Stated task =>
Report only the number of lines that hold the word "изменений".
______
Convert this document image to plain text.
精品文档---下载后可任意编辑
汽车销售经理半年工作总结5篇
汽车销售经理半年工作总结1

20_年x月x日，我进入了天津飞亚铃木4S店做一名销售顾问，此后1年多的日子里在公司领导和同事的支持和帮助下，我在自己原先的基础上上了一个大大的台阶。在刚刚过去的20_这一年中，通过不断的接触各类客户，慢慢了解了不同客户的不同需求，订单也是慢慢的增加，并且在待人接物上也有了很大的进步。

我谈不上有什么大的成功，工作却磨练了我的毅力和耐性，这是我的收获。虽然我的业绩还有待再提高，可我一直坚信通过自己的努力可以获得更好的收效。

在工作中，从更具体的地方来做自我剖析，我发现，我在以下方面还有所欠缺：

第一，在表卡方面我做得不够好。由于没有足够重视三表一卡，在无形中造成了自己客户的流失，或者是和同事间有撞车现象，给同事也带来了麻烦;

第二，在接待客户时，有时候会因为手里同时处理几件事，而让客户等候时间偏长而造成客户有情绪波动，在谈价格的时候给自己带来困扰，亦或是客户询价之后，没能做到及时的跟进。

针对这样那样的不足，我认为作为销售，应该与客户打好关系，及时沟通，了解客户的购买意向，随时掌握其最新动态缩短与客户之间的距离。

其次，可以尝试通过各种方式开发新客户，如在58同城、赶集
______
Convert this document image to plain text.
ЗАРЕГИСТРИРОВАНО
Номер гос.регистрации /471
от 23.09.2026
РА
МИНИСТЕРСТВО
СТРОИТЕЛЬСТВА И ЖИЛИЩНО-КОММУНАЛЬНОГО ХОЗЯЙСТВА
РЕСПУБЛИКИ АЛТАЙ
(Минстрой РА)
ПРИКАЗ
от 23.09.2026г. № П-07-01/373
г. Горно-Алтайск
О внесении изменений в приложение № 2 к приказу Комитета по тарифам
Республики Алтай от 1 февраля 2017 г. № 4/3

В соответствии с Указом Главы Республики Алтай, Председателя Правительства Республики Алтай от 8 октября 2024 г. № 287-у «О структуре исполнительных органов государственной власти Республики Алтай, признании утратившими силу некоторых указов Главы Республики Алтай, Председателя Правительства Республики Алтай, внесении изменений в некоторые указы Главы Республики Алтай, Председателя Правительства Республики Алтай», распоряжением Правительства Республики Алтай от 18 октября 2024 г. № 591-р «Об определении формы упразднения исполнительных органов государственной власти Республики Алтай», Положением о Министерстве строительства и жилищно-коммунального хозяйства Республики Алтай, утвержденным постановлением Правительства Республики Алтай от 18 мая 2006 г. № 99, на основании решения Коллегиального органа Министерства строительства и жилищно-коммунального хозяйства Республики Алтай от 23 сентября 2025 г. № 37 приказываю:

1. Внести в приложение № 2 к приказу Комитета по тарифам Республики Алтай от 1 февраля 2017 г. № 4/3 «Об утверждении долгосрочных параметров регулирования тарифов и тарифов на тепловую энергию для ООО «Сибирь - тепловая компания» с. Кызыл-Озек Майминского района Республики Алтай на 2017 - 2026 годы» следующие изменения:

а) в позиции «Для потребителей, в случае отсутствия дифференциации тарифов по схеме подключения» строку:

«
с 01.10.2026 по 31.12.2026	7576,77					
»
______
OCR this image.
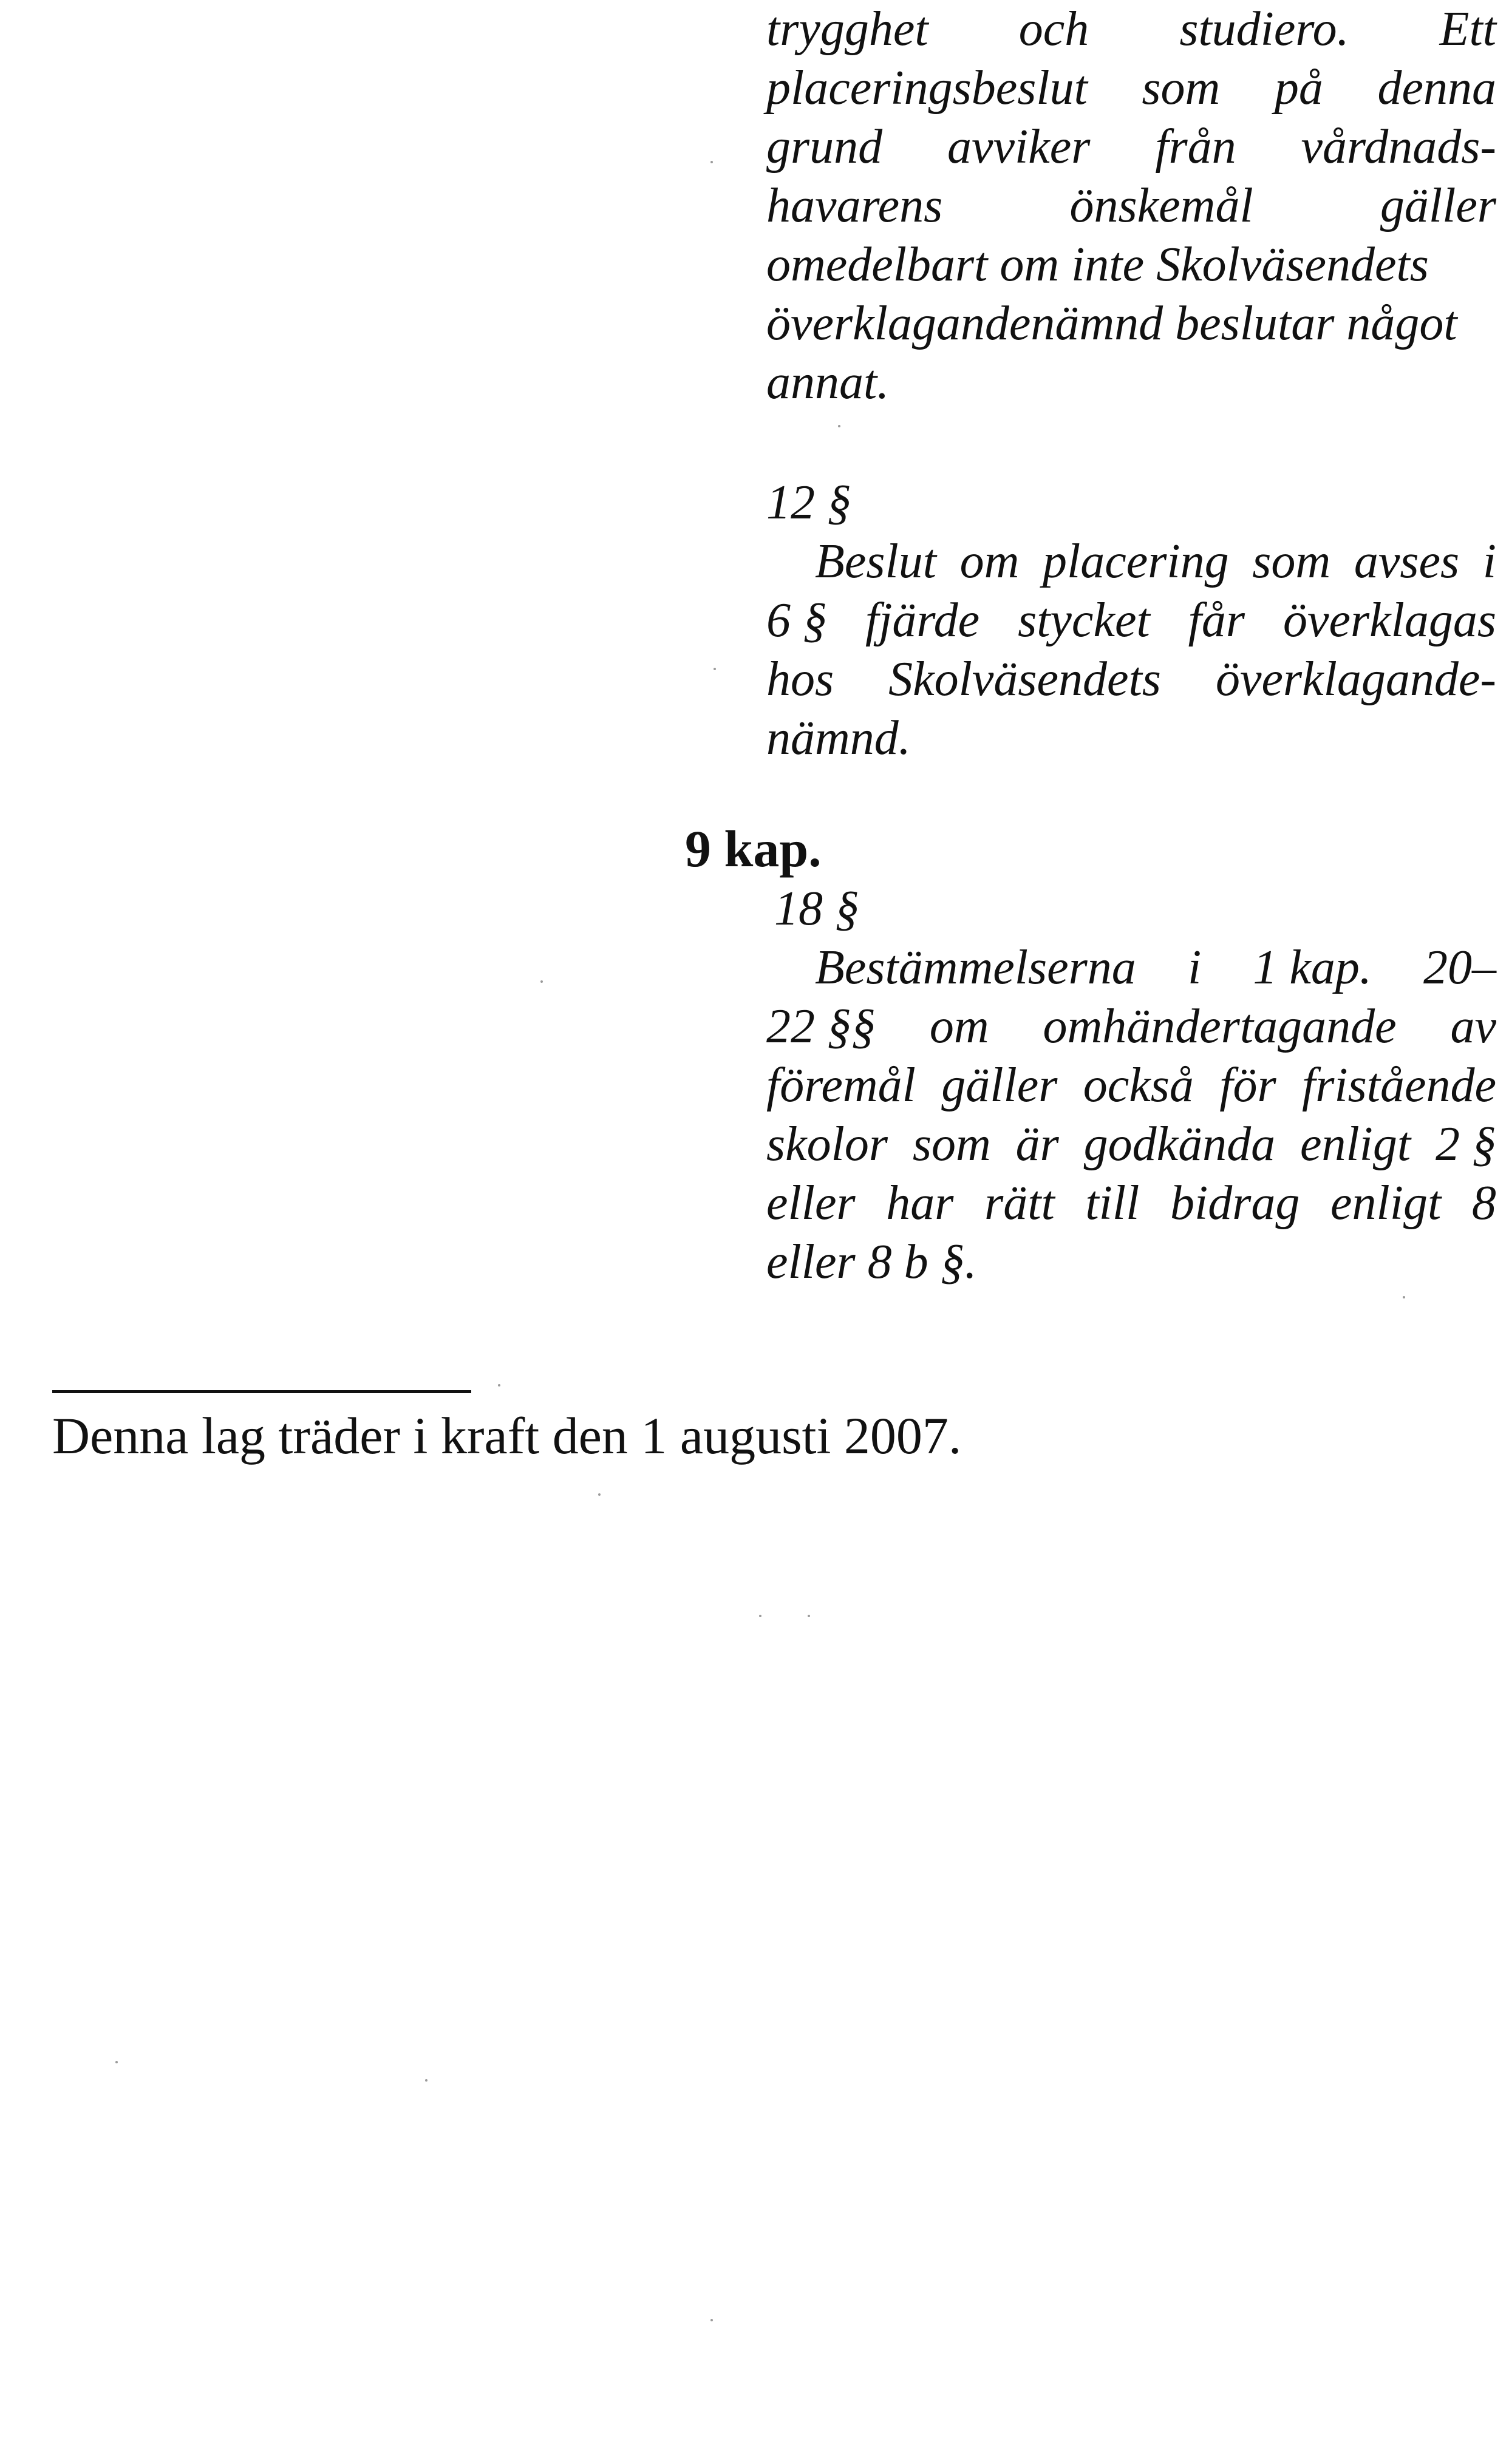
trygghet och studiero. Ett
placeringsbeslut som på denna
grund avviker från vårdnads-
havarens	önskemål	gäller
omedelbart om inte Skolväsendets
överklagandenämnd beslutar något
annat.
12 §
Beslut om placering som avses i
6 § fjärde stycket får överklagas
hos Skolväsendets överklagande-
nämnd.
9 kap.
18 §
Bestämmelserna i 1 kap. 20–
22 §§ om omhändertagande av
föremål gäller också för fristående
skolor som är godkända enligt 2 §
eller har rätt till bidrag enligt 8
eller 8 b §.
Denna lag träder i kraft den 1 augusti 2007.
______
Written answer =>
2